[Dataset entries on figures]
______
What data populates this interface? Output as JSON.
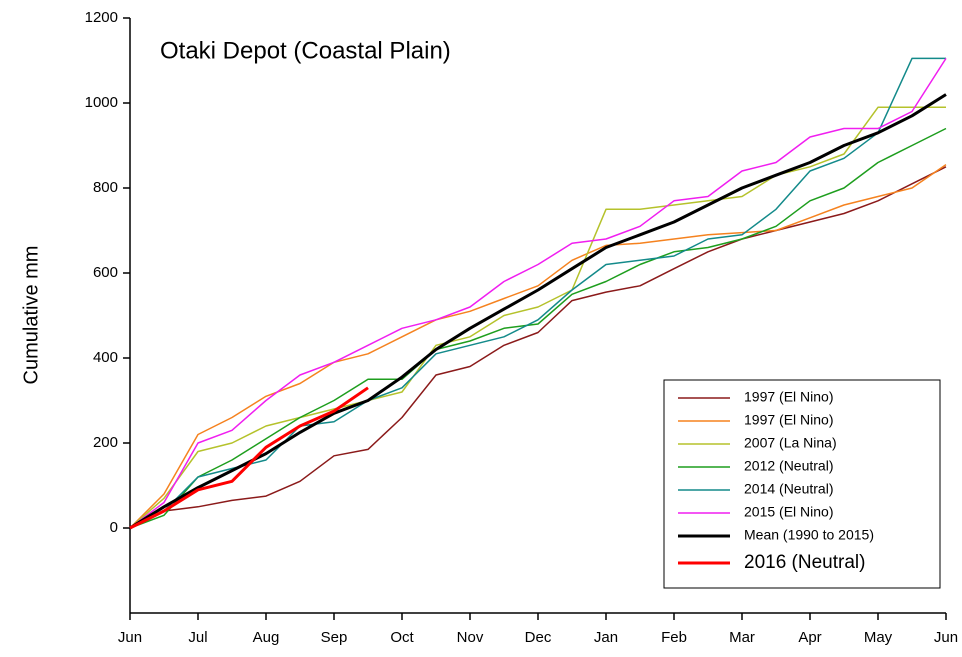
{
  "chart_data": {
    "type": "line",
    "title": "Otaki Depot (Coastal Plain)",
    "ylabel": "Cumulative mm",
    "x": [
      0,
      0.5,
      1,
      1.5,
      2,
      2.5,
      3,
      3.5,
      4,
      4.5,
      5,
      5.5,
      6,
      6.5,
      7,
      7.5,
      8,
      8.5,
      9,
      9.5,
      10,
      10.5,
      11,
      11.5,
      12
    ],
    "xlim": [
      0,
      12
    ],
    "xticks": [
      {
        "value": 0,
        "label": "Jun"
      },
      {
        "value": 1,
        "label": "Jul"
      },
      {
        "value": 2,
        "label": "Aug"
      },
      {
        "value": 3,
        "label": "Sep"
      },
      {
        "value": 4,
        "label": "Oct"
      },
      {
        "value": 5,
        "label": "Nov"
      },
      {
        "value": 6,
        "label": "Dec"
      },
      {
        "value": 7,
        "label": "Jan"
      },
      {
        "value": 8,
        "label": "Feb"
      },
      {
        "value": 9,
        "label": "Mar"
      },
      {
        "value": 10,
        "label": "Apr"
      },
      {
        "value": 11,
        "label": "May"
      },
      {
        "value": 12,
        "label": "Jun"
      }
    ],
    "ylim": [
      -200,
      1200
    ],
    "yticks": [
      0,
      200,
      400,
      600,
      800,
      1000,
      1200
    ],
    "legend": "lower right",
    "series": [
      {
        "name": "1997 (El Nino)",
        "color": "#8b1a1a",
        "width": 1.5,
        "values": [
          0,
          40,
          50,
          65,
          75,
          110,
          170,
          185,
          260,
          360,
          380,
          430,
          460,
          535,
          555,
          570,
          610,
          650,
          680,
          700,
          720,
          740,
          770,
          810,
          850
        ]
      },
      {
        "name": "1997 (El Nino)",
        "color": "#f5821f",
        "width": 1.5,
        "values": [
          0,
          80,
          220,
          260,
          310,
          340,
          390,
          410,
          450,
          490,
          510,
          540,
          570,
          630,
          665,
          670,
          680,
          690,
          695,
          700,
          730,
          760,
          780,
          800,
          855
        ]
      },
      {
        "name": "2007 (La Nina)",
        "color": "#b5c22b",
        "width": 1.5,
        "values": [
          0,
          70,
          180,
          200,
          240,
          260,
          280,
          300,
          320,
          430,
          450,
          500,
          520,
          560,
          750,
          750,
          760,
          770,
          780,
          830,
          850,
          880,
          990,
          990,
          990
        ]
      },
      {
        "name": "2012 (Neutral)",
        "color": "#1e9e1e",
        "width": 1.5,
        "values": [
          0,
          30,
          120,
          160,
          210,
          260,
          300,
          350,
          350,
          420,
          440,
          470,
          480,
          550,
          580,
          620,
          650,
          660,
          680,
          710,
          770,
          800,
          860,
          900,
          940
        ]
      },
      {
        "name": "2014 (Neutral)",
        "color": "#138a8a",
        "width": 1.5,
        "values": [
          0,
          40,
          120,
          140,
          160,
          240,
          250,
          300,
          330,
          410,
          430,
          450,
          490,
          560,
          620,
          630,
          640,
          680,
          690,
          750,
          840,
          870,
          930,
          1105,
          1105
        ]
      },
      {
        "name": "2015 (El Nino)",
        "color": "#f01ef0",
        "width": 1.5,
        "values": [
          0,
          60,
          200,
          230,
          300,
          360,
          390,
          430,
          470,
          490,
          520,
          580,
          620,
          670,
          680,
          710,
          770,
          780,
          840,
          860,
          920,
          940,
          940,
          980,
          1105
        ]
      },
      {
        "name": "Mean (1990 to 2015)",
        "color": "#000000",
        "width": 3,
        "values": [
          0,
          50,
          95,
          135,
          175,
          225,
          270,
          300,
          355,
          420,
          470,
          515,
          560,
          610,
          660,
          690,
          720,
          760,
          800,
          830,
          860,
          900,
          930,
          970,
          1020
        ]
      },
      {
        "name": "2016 (Neutral)",
        "color": "#ff0000",
        "width": 3,
        "values": [
          0,
          40,
          90,
          110,
          190,
          240,
          275,
          330,
          null,
          null,
          null,
          null,
          null,
          null,
          null,
          null,
          null,
          null,
          null,
          null,
          null,
          null,
          null,
          null,
          null
        ]
      }
    ]
  }
}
______
- **Short exercise**: In the entries above, identify every line with the word "color". Copy those lines.

- **Answer to this task**:
        "color": "#8b1a1a",
        "color": "#f5821f",
        "color": "#b5c22b",
        "color": "#1e9e1e",
        "color": "#138a8a",
        "color": "#f01ef0",
        "color": "#000000",
        "color": "#ff0000",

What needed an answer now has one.